What the task asks – Tally the lines of the entries below that contain the word "TEMPERANCE", and give only that number.
((
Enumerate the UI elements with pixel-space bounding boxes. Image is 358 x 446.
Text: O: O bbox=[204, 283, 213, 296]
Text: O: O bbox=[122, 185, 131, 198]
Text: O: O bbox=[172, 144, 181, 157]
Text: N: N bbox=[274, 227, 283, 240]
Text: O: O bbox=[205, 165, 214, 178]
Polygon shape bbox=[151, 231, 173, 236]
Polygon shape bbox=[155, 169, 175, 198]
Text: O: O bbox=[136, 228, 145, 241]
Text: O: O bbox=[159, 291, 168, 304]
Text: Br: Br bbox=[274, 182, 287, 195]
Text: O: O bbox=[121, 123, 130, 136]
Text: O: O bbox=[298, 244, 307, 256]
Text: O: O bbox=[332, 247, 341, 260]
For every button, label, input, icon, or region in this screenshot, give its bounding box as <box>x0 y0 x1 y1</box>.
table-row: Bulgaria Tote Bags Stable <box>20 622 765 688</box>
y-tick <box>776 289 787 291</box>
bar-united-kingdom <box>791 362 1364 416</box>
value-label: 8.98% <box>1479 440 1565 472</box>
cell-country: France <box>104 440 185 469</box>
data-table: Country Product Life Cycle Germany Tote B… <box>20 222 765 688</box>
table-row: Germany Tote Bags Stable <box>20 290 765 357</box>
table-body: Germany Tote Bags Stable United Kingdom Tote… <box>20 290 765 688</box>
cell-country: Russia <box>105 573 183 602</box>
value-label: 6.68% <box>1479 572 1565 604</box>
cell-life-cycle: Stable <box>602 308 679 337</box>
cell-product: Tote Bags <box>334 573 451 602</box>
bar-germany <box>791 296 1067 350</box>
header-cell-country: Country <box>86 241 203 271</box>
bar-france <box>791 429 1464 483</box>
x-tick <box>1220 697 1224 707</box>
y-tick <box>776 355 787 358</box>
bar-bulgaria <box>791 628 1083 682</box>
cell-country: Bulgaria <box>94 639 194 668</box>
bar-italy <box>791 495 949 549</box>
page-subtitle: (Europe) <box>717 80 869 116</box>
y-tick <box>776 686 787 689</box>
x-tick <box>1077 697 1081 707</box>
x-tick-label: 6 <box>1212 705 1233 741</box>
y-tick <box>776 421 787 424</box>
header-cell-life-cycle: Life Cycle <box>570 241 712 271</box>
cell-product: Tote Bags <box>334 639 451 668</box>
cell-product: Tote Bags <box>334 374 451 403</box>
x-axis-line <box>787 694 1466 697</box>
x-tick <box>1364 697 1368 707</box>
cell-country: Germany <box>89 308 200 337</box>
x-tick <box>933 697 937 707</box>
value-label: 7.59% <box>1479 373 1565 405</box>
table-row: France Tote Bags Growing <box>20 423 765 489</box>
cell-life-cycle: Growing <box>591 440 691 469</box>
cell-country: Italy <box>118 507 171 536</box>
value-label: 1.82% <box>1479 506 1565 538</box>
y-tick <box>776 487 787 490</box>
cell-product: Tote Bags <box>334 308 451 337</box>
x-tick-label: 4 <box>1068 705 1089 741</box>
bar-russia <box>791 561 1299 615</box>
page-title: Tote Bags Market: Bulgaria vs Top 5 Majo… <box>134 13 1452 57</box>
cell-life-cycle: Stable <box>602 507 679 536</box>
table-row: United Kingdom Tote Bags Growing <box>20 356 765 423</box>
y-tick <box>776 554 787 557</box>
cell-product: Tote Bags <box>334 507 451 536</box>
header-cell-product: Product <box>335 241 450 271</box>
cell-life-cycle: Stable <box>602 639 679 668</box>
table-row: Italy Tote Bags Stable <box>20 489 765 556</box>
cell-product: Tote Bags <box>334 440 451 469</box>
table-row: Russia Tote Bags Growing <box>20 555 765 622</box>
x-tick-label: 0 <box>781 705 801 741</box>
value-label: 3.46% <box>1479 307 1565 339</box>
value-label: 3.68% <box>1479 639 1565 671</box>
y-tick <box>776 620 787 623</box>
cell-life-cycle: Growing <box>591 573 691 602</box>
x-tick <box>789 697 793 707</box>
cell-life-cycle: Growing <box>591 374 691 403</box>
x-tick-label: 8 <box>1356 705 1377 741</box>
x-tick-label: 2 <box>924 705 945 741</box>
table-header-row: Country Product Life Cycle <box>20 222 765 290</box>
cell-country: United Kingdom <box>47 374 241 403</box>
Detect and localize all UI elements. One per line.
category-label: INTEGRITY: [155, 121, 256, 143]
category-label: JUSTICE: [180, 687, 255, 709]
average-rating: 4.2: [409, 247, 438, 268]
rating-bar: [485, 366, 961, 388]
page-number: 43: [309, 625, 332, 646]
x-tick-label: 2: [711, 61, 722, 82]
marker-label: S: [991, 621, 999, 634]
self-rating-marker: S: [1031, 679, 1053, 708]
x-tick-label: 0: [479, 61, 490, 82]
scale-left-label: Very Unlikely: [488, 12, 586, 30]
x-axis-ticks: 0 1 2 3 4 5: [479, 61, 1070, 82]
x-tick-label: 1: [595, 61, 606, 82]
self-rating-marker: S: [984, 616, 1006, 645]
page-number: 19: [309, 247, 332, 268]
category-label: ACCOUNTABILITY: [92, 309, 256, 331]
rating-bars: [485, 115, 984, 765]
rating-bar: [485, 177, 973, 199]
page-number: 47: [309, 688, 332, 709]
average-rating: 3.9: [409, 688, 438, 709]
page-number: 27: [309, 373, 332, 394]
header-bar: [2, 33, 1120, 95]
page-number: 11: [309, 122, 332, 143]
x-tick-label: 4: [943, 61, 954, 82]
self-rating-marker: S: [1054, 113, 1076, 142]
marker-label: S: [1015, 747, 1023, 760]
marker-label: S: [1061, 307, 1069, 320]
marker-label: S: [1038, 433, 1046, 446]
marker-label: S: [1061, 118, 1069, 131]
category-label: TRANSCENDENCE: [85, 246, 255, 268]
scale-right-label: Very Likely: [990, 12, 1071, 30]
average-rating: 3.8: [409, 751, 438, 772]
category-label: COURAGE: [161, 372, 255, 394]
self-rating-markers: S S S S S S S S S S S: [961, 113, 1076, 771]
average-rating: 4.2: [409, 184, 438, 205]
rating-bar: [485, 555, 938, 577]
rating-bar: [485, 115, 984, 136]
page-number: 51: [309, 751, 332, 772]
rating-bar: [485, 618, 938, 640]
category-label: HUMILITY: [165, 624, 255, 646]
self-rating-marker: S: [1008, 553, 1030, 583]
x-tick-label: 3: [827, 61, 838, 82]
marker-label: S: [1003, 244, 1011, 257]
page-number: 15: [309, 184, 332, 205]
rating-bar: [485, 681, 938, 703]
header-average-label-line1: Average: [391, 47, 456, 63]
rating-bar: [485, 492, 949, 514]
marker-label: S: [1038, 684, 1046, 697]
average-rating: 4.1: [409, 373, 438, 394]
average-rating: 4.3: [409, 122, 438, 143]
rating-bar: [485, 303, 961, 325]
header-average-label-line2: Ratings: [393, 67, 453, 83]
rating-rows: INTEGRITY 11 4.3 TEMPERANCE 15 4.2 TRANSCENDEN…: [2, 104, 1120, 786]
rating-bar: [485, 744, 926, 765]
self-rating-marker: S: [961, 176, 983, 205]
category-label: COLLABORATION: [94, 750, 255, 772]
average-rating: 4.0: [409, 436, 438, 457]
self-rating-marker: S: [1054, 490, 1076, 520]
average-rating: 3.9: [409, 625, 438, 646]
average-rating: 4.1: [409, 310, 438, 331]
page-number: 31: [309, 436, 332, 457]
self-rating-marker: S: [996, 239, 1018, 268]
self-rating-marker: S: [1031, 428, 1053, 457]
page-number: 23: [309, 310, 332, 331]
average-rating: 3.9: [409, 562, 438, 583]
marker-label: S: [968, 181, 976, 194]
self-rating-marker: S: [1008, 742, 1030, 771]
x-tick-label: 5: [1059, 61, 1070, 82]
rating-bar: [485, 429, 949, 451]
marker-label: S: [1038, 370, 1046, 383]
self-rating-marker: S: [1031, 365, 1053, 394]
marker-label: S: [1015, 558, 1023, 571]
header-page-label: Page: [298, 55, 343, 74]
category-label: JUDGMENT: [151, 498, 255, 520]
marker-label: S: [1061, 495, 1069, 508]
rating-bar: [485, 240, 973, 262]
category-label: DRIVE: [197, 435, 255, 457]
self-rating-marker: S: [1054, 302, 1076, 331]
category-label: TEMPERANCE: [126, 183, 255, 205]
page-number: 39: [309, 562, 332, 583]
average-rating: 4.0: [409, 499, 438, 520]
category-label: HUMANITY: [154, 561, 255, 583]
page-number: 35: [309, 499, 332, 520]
))
Solution to the problem – 2